[YOUR TASK] Go through the records and give each one again exactly.

--- BEGIN RECORDS SUPPLIED ---

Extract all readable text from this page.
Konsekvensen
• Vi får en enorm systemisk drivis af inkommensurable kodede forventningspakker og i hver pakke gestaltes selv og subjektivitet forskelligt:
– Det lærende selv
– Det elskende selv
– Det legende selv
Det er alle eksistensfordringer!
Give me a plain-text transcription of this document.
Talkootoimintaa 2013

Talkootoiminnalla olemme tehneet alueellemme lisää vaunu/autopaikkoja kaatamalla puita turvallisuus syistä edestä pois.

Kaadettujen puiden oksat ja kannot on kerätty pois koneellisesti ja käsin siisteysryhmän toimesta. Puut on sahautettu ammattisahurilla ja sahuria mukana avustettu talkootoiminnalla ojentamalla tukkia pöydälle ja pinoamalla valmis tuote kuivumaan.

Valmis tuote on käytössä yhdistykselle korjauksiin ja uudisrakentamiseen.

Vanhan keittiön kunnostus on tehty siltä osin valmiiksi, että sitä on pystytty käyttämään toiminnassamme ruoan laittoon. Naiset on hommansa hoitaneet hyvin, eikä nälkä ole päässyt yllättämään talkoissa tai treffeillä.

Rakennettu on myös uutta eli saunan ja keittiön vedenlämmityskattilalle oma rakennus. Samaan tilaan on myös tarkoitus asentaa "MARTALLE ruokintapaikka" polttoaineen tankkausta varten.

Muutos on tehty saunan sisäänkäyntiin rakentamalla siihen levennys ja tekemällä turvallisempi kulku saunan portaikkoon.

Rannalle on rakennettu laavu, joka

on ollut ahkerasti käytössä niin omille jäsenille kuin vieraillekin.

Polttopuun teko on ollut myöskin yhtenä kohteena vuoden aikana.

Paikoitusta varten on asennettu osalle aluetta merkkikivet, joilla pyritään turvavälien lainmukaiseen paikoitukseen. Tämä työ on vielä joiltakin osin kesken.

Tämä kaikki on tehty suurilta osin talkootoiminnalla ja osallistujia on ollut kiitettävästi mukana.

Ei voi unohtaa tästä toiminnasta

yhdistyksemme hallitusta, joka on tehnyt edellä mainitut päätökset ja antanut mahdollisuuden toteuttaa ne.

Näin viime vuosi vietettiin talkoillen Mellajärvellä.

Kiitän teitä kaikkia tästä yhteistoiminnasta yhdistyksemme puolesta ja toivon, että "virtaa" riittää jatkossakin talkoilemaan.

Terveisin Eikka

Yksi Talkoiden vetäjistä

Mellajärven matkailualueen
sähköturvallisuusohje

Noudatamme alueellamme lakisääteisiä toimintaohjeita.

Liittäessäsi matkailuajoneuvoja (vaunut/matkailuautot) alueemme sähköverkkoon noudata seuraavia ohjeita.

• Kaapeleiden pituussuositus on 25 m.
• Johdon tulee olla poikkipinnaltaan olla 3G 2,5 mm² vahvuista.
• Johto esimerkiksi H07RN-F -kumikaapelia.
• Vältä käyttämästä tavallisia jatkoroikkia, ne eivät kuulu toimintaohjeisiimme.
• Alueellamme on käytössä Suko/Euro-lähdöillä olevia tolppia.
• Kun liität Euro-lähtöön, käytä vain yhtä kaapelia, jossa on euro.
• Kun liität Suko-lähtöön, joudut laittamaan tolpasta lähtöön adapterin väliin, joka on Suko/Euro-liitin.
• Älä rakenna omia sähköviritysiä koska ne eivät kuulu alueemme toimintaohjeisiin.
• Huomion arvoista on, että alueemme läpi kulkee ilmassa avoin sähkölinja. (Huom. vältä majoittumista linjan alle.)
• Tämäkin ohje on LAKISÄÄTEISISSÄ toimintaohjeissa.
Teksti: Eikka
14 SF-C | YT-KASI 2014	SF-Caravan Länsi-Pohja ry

--- END RECORDS SUPPLIED ---

[SOLUTION TO THIS TASK]
Extract all readable text from this page.
Konsekvensen
• Vi får en enorm systemisk drivis af inkommensurable kodede forventningspakker og i hver pakke gestaltes selv og subjektivitet forskelligt:
– Det lærende selv
– Det elskende selv
– Det legende selv
Det er alle eksistensfordringer!
Give me a plain-text transcription of this document.
Talkootoimintaa 2013

Talkootoiminnalla olemme tehneet alueellemme lisää vaunu/autopaikkoja kaatamalla puita turvallisuus syistä edestä pois.

Kaadettujen puiden oksat ja kannot on kerätty pois koneellisesti ja käsin siisteysryhmän toimesta. Puut on sahautettu ammattisahurilla ja sahuria mukana avustettu talkootoiminnalla ojentamalla tukkia pöydälle ja pinoamalla valmis tuote kuivumaan.

Valmis tuote on käytössä yhdistykselle korjauksiin ja uudisrakentamiseen.

Vanhan keittiön kunnostus on tehty siltä osin valmiiksi, että sitä on pystytty käyttämään toiminnassamme ruoan laittoon. Naiset on hommansa hoitaneet hyvin, eikä nälkä ole päässyt yllättämään talkoissa tai treffeillä.

Rakennettu on myös uutta eli saunan ja keittiön vedenlämmityskattilalle oma rakennus. Samaan tilaan on myös tarkoitus asentaa "MARTALLE ruokintapaikka" polttoaineen tankkausta varten.

Muutos on tehty saunan sisäänkäyntiin rakentamalla siihen levennys ja tekemällä turvallisempi kulku saunan portaikkoon.

Rannalle on rakennettu laavu, joka

on ollut ahkerasti käytössä niin omille jäsenille kuin vieraillekin.

Polttopuun teko on ollut myöskin yhtenä kohteena vuoden aikana.

Paikoitusta varten on asennettu osalle aluetta merkkikivet, joilla pyritään turvavälien lainmukaiseen paikoitukseen. Tämä työ on vielä joiltakin osin kesken.

Tämä kaikki on tehty suurilta osin talkootoiminnalla ja osallistujia on ollut kiitettävästi mukana.

Ei voi unohtaa tästä toiminnasta

yhdistyksemme hallitusta, joka on tehnyt edellä mainitut päätökset ja antanut mahdollisuuden toteuttaa ne.

Näin viime vuosi vietettiin talkoillen Mellajärvellä.

Kiitän teitä kaikkia tästä yhteistoiminnasta yhdistyksemme puolesta ja toivon, että "virtaa" riittää jatkossakin talkoilemaan.

Terveisin Eikka

Yksi Talkoiden vetäjistä

Mellajärven matkailualueen
sähköturvallisuusohje

Noudatamme alueellamme lakisääteisiä toimintaohjeita.

Liittäessäsi matkailuajoneuvoja (vaunut/matkailuautot) alueemme sähköverkkoon noudata seuraavia ohjeita.

• Kaapeleiden pituussuositus on 25 m.
• Johdon tulee olla poikkipinnaltaan olla 3G 2,5 mm² vahvuista.
• Johto esimerkiksi H07RN-F -kumikaapelia.
• Vältä käyttämästä tavallisia jatkoroikkia, ne eivät kuulu toimintaohjeisiimme.
• Alueellamme on käytössä Suko/Euro-lähdöillä olevia tolppia.
• Kun liität Euro-lähtöön, käytä vain yhtä kaapelia, jossa on euro.
• Kun liität Suko-lähtöön, joudut laittamaan tolpasta lähtöön adapterin väliin, joka on Suko/Euro-liitin.
• Älä rakenna omia sähköviritysiä koska ne eivät kuulu alueemme toimintaohjeisiin.
• Huomion arvoista on, että alueemme läpi kulkee ilmassa avoin sähkölinja. (Huom. vältä majoittumista linjan alle.)
• Tämäkin ohje on LAKISÄÄTEISISSÄ toimintaohjeissa.
Teksti: Eikka
14 SF-C | YT-KASI 2014	SF-Caravan Länsi-Pohja ry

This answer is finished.